- Exercise requirements
Repeat the listing that follows, character for character, minus the pictures.

----------

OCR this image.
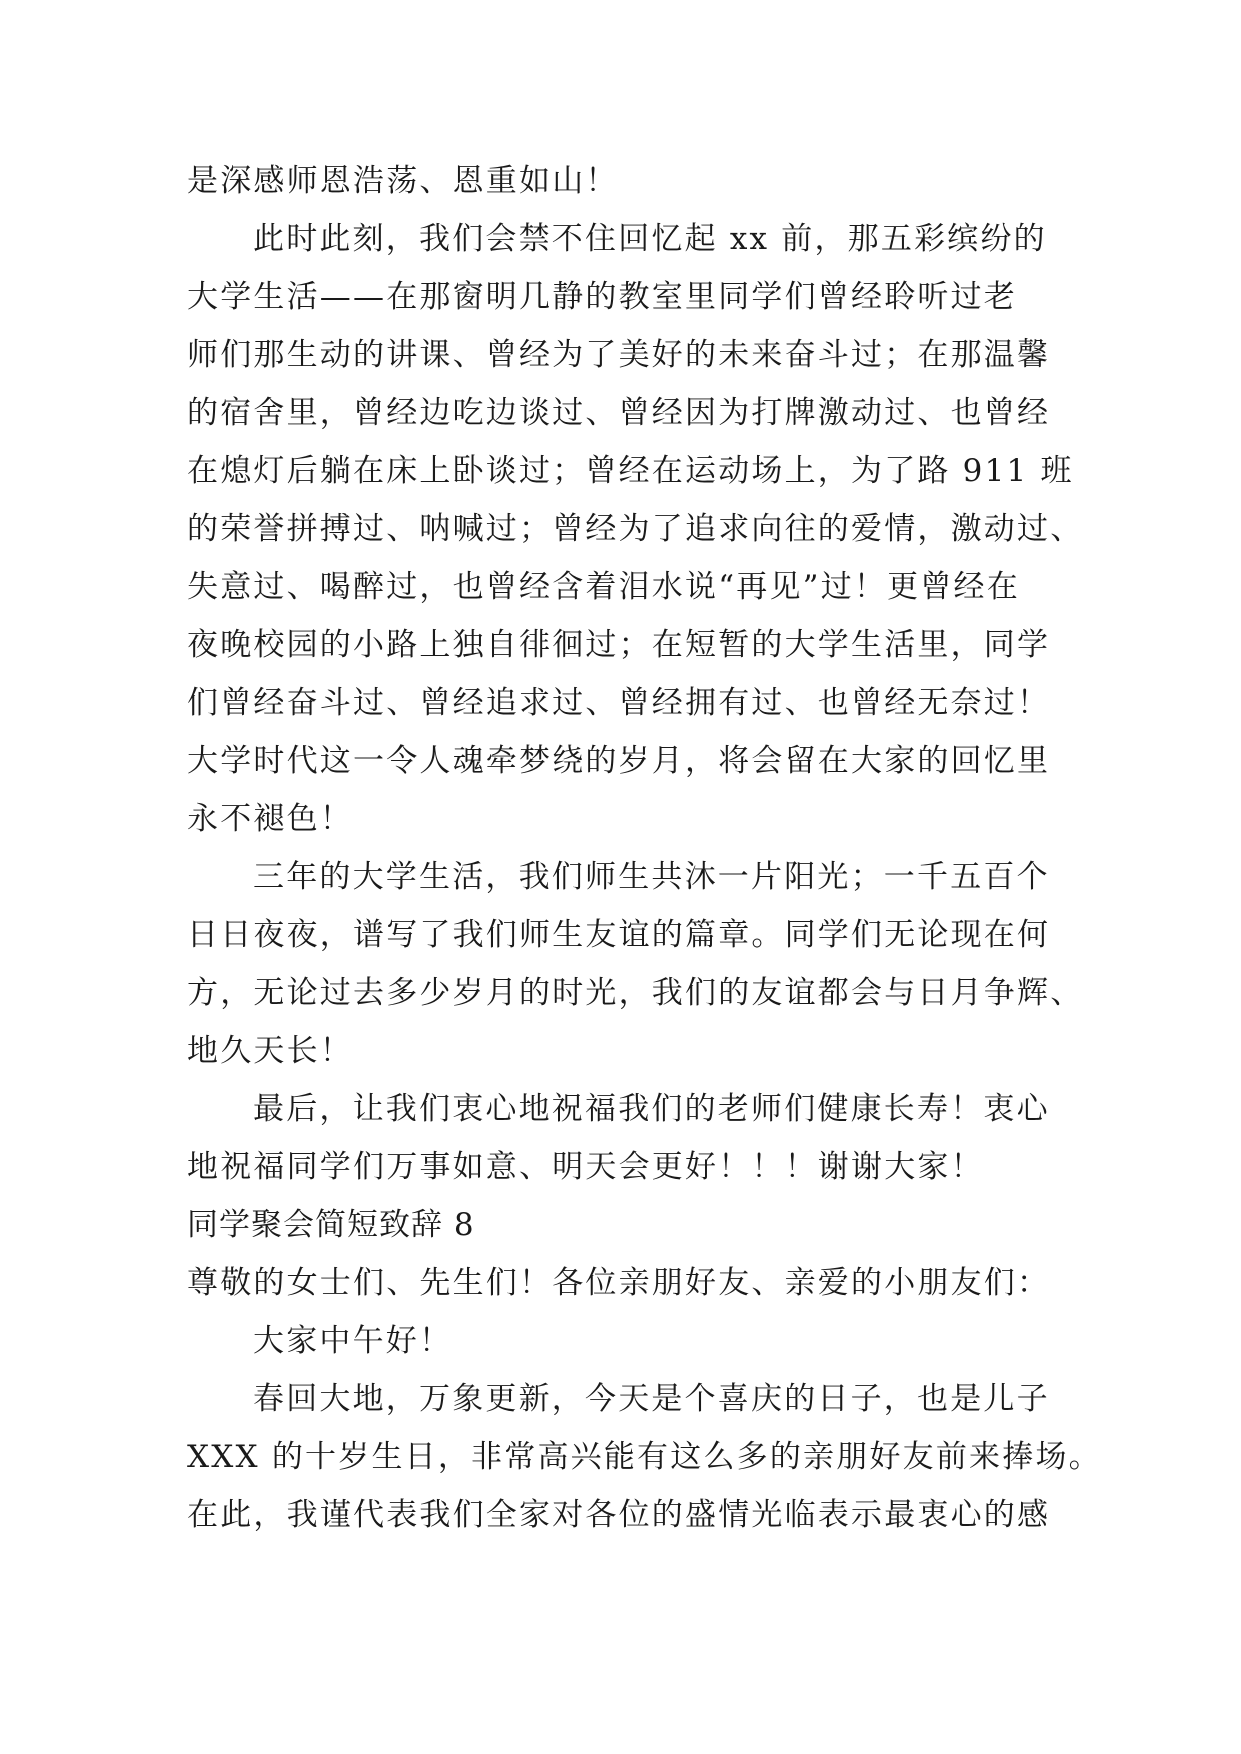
是深感师恩浩荡、恩重如山！
此时此刻，我们会禁不住回忆起 xx 前，那五彩缤纷的
大学生活——在那窗明几静的教室里同学们曾经聆听过老
师们那生动的讲课、曾经为了美好的未来奋斗过；在那温馨
的宿舍里，曾经边吃边谈过、曾经因为打牌激动过、也曾经
在熄灯后躺在床上卧谈过；曾经在运动场上，为了路 911 班
的荣誉拼搏过、呐喊过；曾经为了追求向往的爱情，激动过、
失意过、喝醉过，也曾经含着泪水说“再见”过！更曾经在
夜晚校园的小路上独自徘徊过；在短暂的大学生活里，同学
们曾经奋斗过、曾经追求过、曾经拥有过、也曾经无奈过！
大学时代这一令人魂牵梦绕的岁月，将会留在大家的回忆里
永不褪色！
三年的大学生活，我们师生共沐一片阳光；一千五百个
日日夜夜，谱写了我们师生友谊的篇章。同学们无论现在何
方，无论过去多少岁月的时光，我们的友谊都会与日月争辉、
地久天长！
最后，让我们衷心地祝福我们的老师们健康长寿！衷心
地祝福同学们万事如意、明天会更好！！！谢谢大家！
同学聚会简短致辞 8
尊敬的女士们、先生们！各位亲朋好友、亲爱的小朋友们：
大家中午好！
春回大地，万象更新，今天是个喜庆的日子，也是儿子
XXX 的十岁生日，非常高兴能有这么多的亲朋好友前来捧场。
在此，我谨代表我们全家对各位的盛情光临表示最衷心的感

----------

- Reply
OCR this image.
是深感师恩浩荡、恩重如山！
此时此刻，我们会禁不住回忆起 xx 前，那五彩缤纷的
大学生活——在那窗明几静的教室里同学们曾经聆听过老
师们那生动的讲课、曾经为了美好的未来奋斗过；在那温馨
的宿舍里，曾经边吃边谈过、曾经因为打牌激动过、也曾经
在熄灯后躺在床上卧谈过；曾经在运动场上，为了路 911 班
的荣誉拼搏过、呐喊过；曾经为了追求向往的爱情，激动过、
失意过、喝醉过，也曾经含着泪水说“再见”过！更曾经在
夜晚校园的小路上独自徘徊过；在短暂的大学生活里，同学
们曾经奋斗过、曾经追求过、曾经拥有过、也曾经无奈过！
大学时代这一令人魂牵梦绕的岁月，将会留在大家的回忆里
永不褪色！
三年的大学生活，我们师生共沐一片阳光；一千五百个
日日夜夜，谱写了我们师生友谊的篇章。同学们无论现在何
方，无论过去多少岁月的时光，我们的友谊都会与日月争辉、
地久天长！
最后，让我们衷心地祝福我们的老师们健康长寿！衷心
地祝福同学们万事如意、明天会更好！！！谢谢大家！
同学聚会简短致辞 8
尊敬的女士们、先生们！各位亲朋好友、亲爱的小朋友们：
大家中午好！
春回大地，万象更新，今天是个喜庆的日子，也是儿子
XXX 的十岁生日，非常高兴能有这么多的亲朋好友前来捧场。
在此，我谨代表我们全家对各位的盛情光临表示最衷心的感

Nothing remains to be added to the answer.